BEGIN Stored records

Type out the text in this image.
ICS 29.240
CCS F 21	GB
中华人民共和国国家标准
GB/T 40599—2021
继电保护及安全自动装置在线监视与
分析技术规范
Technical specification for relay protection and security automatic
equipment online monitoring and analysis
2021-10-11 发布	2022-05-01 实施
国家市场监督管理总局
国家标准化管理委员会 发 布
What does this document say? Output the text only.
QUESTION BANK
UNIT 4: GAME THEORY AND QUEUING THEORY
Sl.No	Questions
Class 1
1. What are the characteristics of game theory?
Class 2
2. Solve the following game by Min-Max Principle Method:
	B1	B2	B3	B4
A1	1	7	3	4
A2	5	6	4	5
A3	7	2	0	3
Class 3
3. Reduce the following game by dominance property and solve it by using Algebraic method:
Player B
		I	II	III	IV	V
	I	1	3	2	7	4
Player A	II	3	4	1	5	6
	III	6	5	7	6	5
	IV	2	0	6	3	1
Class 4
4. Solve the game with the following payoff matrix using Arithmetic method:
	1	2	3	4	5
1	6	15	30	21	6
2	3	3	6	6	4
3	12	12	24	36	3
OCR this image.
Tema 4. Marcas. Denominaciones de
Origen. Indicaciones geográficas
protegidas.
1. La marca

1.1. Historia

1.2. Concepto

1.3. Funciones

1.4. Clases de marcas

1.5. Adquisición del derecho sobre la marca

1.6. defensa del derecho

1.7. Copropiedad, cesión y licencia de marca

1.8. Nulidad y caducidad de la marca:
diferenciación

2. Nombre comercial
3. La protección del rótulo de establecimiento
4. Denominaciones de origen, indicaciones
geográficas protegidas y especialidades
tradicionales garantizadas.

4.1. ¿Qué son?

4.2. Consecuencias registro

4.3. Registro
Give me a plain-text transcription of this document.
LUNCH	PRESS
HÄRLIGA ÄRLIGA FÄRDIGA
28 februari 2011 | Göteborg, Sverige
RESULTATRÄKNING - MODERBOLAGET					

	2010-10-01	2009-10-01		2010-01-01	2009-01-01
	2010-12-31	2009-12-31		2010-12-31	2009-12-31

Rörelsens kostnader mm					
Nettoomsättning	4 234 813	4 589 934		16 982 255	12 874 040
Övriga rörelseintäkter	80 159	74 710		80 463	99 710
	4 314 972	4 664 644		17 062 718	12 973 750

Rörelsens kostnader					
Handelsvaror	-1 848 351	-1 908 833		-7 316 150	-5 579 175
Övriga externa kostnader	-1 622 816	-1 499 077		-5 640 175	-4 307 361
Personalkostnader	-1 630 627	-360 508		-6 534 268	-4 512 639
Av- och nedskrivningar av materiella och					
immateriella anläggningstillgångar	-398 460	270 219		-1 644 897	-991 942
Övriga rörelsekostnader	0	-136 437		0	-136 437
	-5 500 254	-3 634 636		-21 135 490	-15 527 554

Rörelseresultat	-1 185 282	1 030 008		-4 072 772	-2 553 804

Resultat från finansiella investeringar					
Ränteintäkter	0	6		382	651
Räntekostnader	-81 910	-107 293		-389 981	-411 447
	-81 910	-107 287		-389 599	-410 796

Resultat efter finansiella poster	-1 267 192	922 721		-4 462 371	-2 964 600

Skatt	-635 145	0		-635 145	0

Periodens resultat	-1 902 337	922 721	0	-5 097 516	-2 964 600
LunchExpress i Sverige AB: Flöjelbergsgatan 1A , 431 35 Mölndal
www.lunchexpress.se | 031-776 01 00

END Stored records

◆ **Set problem**:
Count the lines above that contain the word "document", and give only that number.

◆ **Right answer**:
2